Problem details:
Tally the lines holding the word "dIlvA" and state the count by itself.
>> START Information provided
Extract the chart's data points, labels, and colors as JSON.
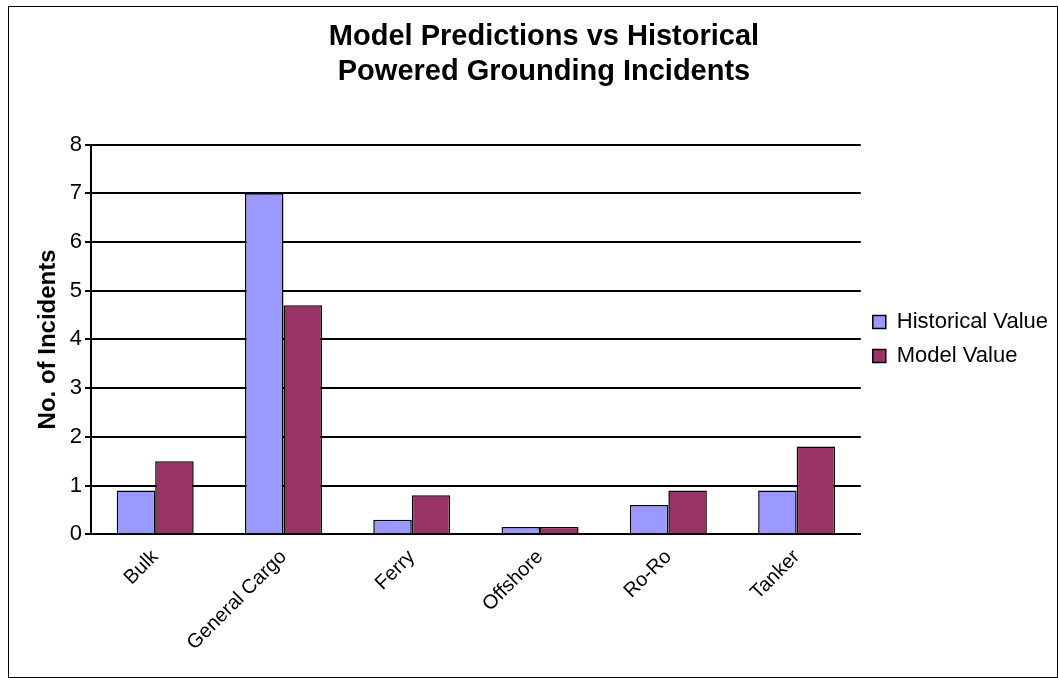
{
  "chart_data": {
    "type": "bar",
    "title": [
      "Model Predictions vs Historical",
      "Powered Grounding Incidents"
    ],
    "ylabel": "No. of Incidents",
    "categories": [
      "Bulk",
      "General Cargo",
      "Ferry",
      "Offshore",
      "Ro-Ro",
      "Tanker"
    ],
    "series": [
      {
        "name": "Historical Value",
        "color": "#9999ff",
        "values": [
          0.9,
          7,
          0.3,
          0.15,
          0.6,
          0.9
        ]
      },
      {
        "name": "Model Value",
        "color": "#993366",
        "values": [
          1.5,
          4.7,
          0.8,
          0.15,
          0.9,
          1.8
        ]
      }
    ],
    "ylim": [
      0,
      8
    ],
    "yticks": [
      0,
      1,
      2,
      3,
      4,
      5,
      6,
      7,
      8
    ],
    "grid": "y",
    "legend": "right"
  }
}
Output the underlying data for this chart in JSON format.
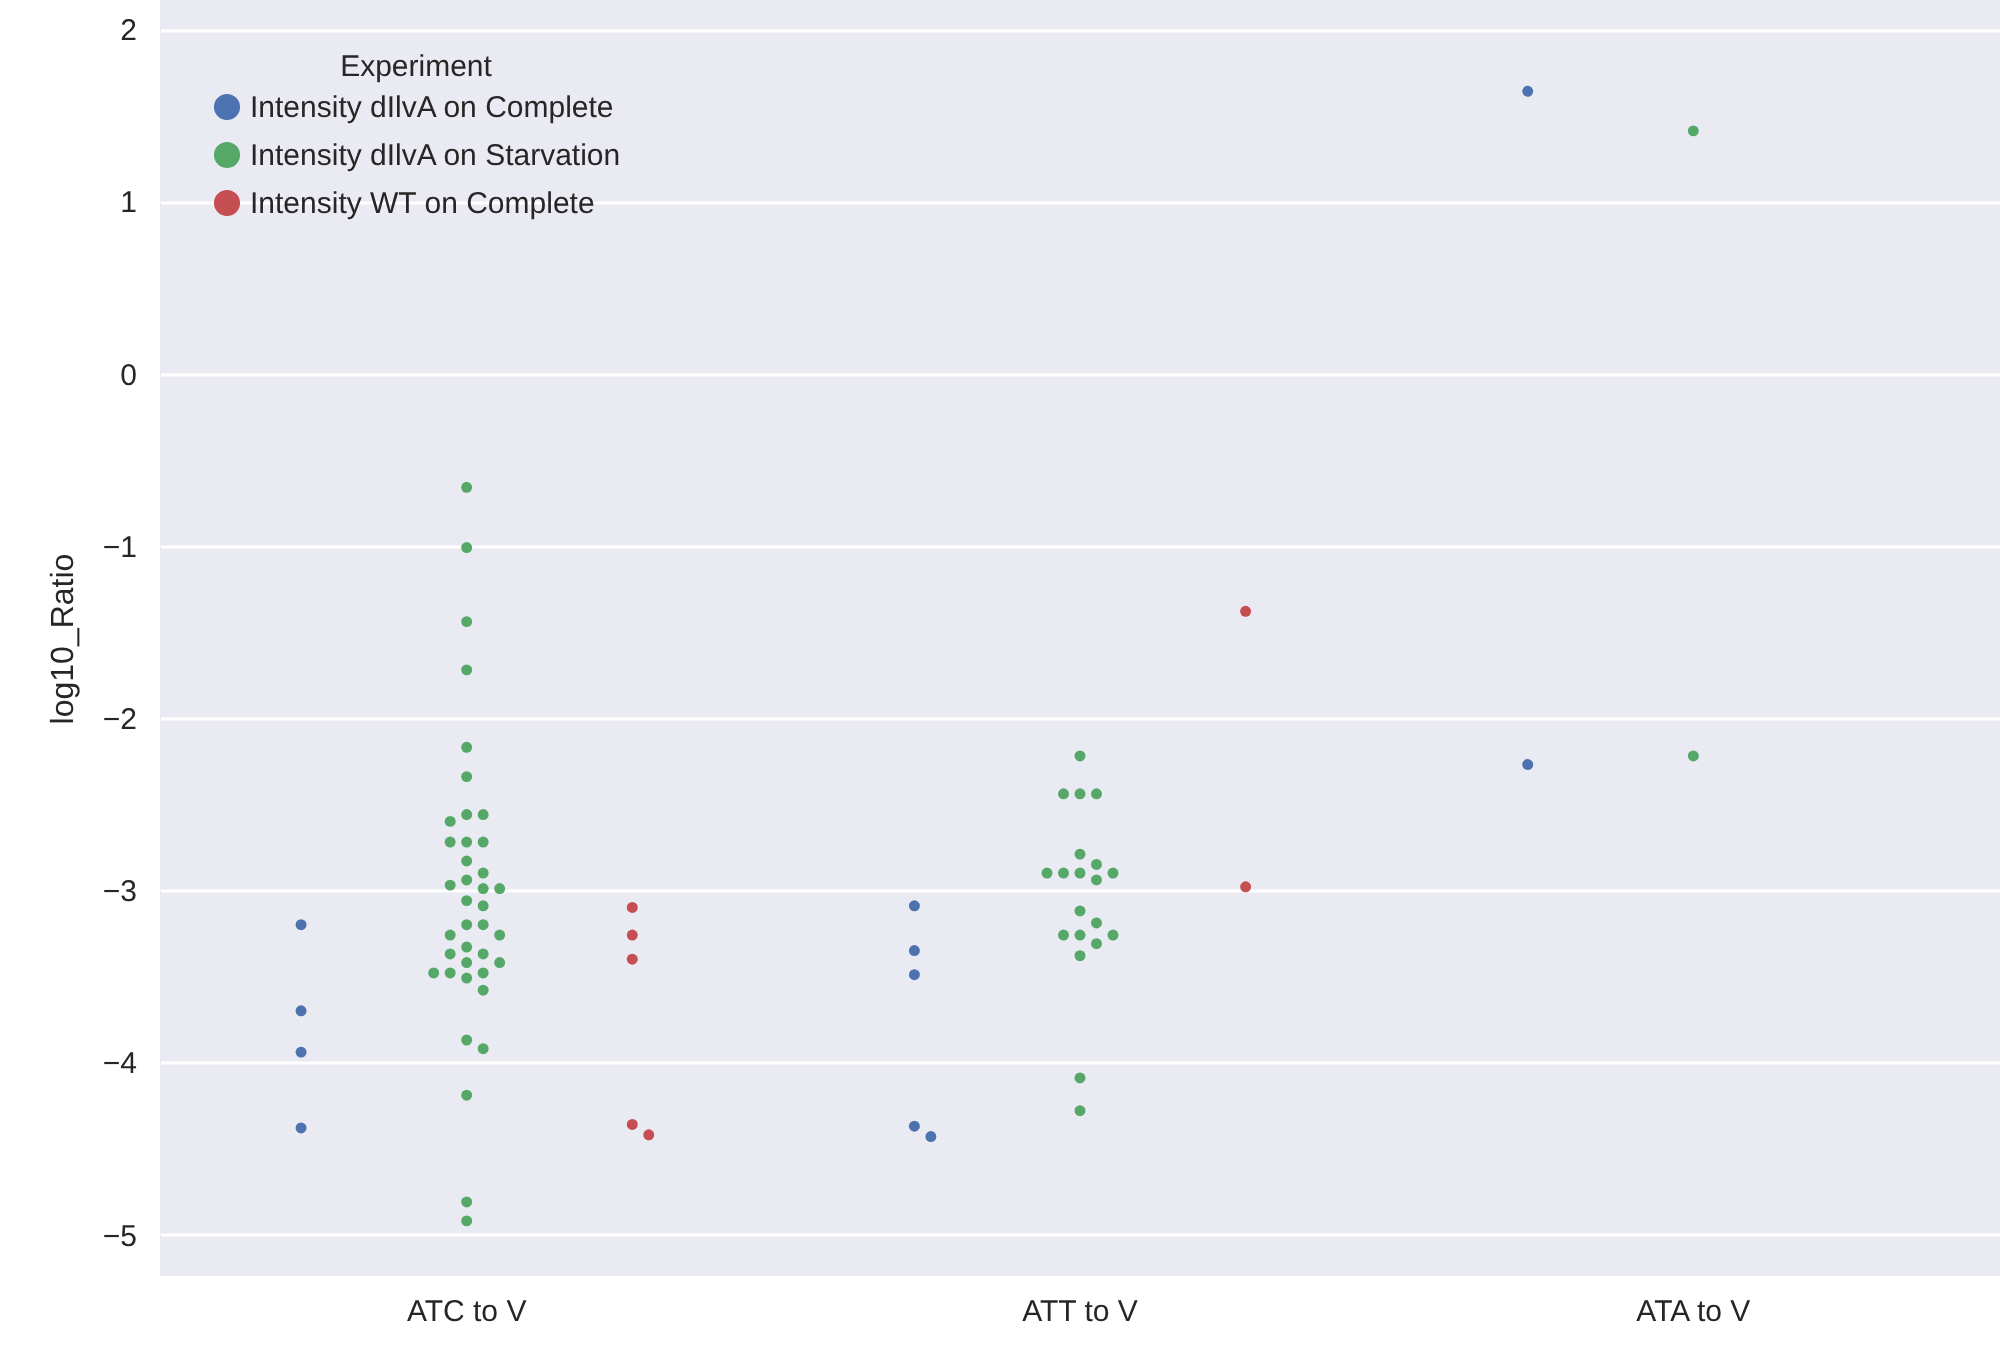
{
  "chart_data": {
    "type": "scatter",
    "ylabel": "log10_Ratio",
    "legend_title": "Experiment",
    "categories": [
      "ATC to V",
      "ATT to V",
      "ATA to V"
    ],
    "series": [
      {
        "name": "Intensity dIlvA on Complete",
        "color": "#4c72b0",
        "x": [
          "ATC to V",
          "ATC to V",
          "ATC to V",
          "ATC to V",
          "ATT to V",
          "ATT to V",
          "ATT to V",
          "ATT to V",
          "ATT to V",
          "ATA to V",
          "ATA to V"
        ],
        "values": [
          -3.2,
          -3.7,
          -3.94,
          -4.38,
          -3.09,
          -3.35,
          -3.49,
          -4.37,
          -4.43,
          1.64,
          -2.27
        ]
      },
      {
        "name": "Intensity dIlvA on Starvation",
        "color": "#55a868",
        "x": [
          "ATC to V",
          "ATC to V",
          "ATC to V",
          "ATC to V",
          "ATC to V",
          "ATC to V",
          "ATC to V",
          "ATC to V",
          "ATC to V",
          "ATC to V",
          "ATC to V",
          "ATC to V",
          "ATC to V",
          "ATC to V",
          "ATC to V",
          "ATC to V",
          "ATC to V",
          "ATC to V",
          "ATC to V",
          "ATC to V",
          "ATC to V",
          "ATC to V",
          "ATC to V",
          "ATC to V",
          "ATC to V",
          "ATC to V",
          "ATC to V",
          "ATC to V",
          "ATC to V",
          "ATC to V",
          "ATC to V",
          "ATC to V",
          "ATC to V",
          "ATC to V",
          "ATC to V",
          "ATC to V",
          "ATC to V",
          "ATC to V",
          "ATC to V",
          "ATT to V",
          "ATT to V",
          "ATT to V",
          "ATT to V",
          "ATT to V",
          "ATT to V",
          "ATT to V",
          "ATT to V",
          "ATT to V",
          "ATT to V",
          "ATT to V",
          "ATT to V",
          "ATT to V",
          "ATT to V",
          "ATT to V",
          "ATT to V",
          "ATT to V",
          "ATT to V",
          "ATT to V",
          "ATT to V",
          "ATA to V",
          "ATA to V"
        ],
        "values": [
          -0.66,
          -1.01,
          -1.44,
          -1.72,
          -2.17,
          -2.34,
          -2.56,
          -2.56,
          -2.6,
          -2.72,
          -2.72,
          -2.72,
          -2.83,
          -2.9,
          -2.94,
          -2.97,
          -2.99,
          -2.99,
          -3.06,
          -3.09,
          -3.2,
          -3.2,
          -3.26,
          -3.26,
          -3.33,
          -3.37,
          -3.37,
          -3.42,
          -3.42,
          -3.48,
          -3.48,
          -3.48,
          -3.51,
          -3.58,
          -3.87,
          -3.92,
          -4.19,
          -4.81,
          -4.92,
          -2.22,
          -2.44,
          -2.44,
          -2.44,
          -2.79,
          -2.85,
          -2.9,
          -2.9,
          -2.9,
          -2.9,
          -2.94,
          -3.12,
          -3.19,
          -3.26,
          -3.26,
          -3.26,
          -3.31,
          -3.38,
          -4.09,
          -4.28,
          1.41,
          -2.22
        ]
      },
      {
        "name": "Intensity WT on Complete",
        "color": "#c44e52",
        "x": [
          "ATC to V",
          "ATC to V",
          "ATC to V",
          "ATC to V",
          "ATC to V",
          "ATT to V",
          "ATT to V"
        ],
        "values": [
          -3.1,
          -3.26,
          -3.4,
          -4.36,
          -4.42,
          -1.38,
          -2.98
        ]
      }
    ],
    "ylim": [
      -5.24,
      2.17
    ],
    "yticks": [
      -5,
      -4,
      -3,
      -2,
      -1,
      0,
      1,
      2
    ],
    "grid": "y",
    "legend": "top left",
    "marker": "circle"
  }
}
>> END Information provided
Reply to the task:
2